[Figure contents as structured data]
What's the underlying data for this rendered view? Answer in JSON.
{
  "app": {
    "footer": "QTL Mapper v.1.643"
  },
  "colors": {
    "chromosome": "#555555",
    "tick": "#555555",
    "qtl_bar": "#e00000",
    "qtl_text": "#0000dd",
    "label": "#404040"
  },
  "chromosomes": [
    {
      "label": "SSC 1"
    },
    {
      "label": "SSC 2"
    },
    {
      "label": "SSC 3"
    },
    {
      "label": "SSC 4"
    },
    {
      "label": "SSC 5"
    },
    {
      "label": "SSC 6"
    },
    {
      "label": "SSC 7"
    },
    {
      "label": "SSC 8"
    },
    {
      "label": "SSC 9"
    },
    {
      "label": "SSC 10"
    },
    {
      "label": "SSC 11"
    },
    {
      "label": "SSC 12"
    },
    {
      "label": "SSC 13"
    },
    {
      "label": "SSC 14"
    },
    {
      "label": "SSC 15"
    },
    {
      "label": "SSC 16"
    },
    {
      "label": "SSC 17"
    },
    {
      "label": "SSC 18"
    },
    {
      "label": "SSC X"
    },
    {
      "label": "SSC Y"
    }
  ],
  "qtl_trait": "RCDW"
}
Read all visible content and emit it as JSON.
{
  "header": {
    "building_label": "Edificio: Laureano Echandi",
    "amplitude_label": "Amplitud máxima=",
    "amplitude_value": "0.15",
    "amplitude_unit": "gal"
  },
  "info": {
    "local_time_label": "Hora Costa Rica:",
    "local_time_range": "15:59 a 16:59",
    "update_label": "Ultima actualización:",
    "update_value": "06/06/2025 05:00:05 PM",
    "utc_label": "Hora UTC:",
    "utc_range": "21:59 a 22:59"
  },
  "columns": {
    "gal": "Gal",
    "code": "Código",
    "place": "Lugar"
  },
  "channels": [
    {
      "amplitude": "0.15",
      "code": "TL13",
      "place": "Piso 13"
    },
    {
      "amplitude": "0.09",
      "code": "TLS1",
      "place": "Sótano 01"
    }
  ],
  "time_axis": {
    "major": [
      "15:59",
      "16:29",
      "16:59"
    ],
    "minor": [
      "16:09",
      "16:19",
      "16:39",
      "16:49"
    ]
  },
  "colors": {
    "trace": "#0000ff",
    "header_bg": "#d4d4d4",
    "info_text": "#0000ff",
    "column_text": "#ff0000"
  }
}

=== Task goal ===
Return the entries above exactly, each one complete.

=== Final result ===
What's the underlying data for this rendered view? Answer in JSON.
{
  "app": {
    "footer": "QTL Mapper v.1.643"
  },
  "colors": {
    "chromosome": "#555555",
    "tick": "#555555",
    "qtl_bar": "#e00000",
    "qtl_text": "#0000dd",
    "label": "#404040"
  },
  "chromosomes": [
    {
      "label": "SSC 1"
    },
    {
      "label": "SSC 2"
    },
    {
      "label": "SSC 3"
    },
    {
      "label": "SSC 4"
    },
    {
      "label": "SSC 5"
    },
    {
      "label": "SSC 6"
    },
    {
      "label": "SSC 7"
    },
    {
      "label": "SSC 8"
    },
    {
      "label": "SSC 9"
    },
    {
      "label": "SSC 10"
    },
    {
      "label": "SSC 11"
    },
    {
      "label": "SSC 12"
    },
    {
      "label": "SSC 13"
    },
    {
      "label": "SSC 14"
    },
    {
      "label": "SSC 15"
    },
    {
      "label": "SSC 16"
    },
    {
      "label": "SSC 17"
    },
    {
      "label": "SSC 18"
    },
    {
      "label": "SSC X"
    },
    {
      "label": "SSC Y"
    }
  ],
  "qtl_trait": "RCDW"
}
Read all visible content and emit it as JSON.
{
  "header": {
    "building_label": "Edificio: Laureano Echandi",
    "amplitude_label": "Amplitud máxima=",
    "amplitude_value": "0.15",
    "amplitude_unit": "gal"
  },
  "info": {
    "local_time_label": "Hora Costa Rica:",
    "local_time_range": "15:59 a 16:59",
    "update_label": "Ultima actualización:",
    "update_value": "06/06/2025 05:00:05 PM",
    "utc_label": "Hora UTC:",
    "utc_range": "21:59 a 22:59"
  },
  "columns": {
    "gal": "Gal",
    "code": "Código",
    "place": "Lugar"
  },
  "channels": [
    {
      "amplitude": "0.15",
      "code": "TL13",
      "place": "Piso 13"
    },
    {
      "amplitude": "0.09",
      "code": "TLS1",
      "place": "Sótano 01"
    }
  ],
  "time_axis": {
    "major": [
      "15:59",
      "16:29",
      "16:59"
    ],
    "minor": [
      "16:09",
      "16:19",
      "16:39",
      "16:49"
    ]
  },
  "colors": {
    "trace": "#0000ff",
    "header_bg": "#d4d4d4",
    "info_text": "#0000ff",
    "column_text": "#ff0000"
  }
}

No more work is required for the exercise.